GOAL OF THE EXERCISE:
Repeat, without any change, the entries presented below.

WORKING DATA:

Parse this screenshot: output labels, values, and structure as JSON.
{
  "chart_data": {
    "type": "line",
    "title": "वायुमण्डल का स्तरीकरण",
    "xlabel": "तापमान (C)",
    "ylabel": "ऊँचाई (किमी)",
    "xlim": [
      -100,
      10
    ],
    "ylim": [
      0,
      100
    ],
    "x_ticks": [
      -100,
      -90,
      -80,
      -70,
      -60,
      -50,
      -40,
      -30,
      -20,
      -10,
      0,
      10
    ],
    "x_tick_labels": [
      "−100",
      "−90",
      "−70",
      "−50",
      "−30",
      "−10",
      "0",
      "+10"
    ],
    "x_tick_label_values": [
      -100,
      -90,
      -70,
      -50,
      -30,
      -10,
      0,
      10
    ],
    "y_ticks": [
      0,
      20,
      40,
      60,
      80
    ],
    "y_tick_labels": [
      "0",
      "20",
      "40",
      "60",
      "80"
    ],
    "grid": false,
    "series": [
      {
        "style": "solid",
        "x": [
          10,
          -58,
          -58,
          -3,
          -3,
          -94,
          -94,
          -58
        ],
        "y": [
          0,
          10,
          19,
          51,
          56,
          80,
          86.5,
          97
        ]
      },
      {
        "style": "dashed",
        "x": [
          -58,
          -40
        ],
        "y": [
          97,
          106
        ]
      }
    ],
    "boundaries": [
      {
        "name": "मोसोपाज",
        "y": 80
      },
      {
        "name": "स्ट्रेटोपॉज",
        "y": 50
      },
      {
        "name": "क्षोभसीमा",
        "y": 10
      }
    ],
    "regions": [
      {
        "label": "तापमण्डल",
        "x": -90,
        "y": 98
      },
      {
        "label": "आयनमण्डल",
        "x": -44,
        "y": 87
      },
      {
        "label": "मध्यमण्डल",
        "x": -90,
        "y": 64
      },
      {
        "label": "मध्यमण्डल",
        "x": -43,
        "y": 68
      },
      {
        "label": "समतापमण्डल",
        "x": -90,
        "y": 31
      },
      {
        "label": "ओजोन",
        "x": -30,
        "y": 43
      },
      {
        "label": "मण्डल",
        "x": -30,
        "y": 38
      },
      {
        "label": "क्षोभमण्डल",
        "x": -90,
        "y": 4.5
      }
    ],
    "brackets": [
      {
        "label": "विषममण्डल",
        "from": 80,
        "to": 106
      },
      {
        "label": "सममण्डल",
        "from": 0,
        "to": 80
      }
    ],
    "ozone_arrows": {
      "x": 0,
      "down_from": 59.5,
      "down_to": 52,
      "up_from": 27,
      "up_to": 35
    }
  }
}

FULL RESPONSE:
Parse this screenshot: output labels, values, and structure as JSON.
{
  "chart_data": {
    "type": "line",
    "title": "वायुमण्डल का स्तरीकरण",
    "xlabel": "तापमान (C)",
    "ylabel": "ऊँचाई (किमी)",
    "xlim": [
      -100,
      10
    ],
    "ylim": [
      0,
      100
    ],
    "x_ticks": [
      -100,
      -90,
      -80,
      -70,
      -60,
      -50,
      -40,
      -30,
      -20,
      -10,
      0,
      10
    ],
    "x_tick_labels": [
      "−100",
      "−90",
      "−70",
      "−50",
      "−30",
      "−10",
      "0",
      "+10"
    ],
    "x_tick_label_values": [
      -100,
      -90,
      -70,
      -50,
      -30,
      -10,
      0,
      10
    ],
    "y_ticks": [
      0,
      20,
      40,
      60,
      80
    ],
    "y_tick_labels": [
      "0",
      "20",
      "40",
      "60",
      "80"
    ],
    "grid": false,
    "series": [
      {
        "style": "solid",
        "x": [
          10,
          -58,
          -58,
          -3,
          -3,
          -94,
          -94,
          -58
        ],
        "y": [
          0,
          10,
          19,
          51,
          56,
          80,
          86.5,
          97
        ]
      },
      {
        "style": "dashed",
        "x": [
          -58,
          -40
        ],
        "y": [
          97,
          106
        ]
      }
    ],
    "boundaries": [
      {
        "name": "मोसोपाज",
        "y": 80
      },
      {
        "name": "स्ट्रेटोपॉज",
        "y": 50
      },
      {
        "name": "क्षोभसीमा",
        "y": 10
      }
    ],
    "regions": [
      {
        "label": "तापमण्डल",
        "x": -90,
        "y": 98
      },
      {
        "label": "आयनमण्डल",
        "x": -44,
        "y": 87
      },
      {
        "label": "मध्यमण्डल",
        "x": -90,
        "y": 64
      },
      {
        "label": "मध्यमण्डल",
        "x": -43,
        "y": 68
      },
      {
        "label": "समतापमण्डल",
        "x": -90,
        "y": 31
      },
      {
        "label": "ओजोन",
        "x": -30,
        "y": 43
      },
      {
        "label": "मण्डल",
        "x": -30,
        "y": 38
      },
      {
        "label": "क्षोभमण्डल",
        "x": -90,
        "y": 4.5
      }
    ],
    "brackets": [
      {
        "label": "विषममण्डल",
        "from": 80,
        "to": 106
      },
      {
        "label": "सममण्डल",
        "from": 0,
        "to": 80
      }
    ],
    "ozone_arrows": {
      "x": 0,
      "down_from": 59.5,
      "down_to": 52,
      "up_from": 27,
      "up_to": 35
    }
  }
}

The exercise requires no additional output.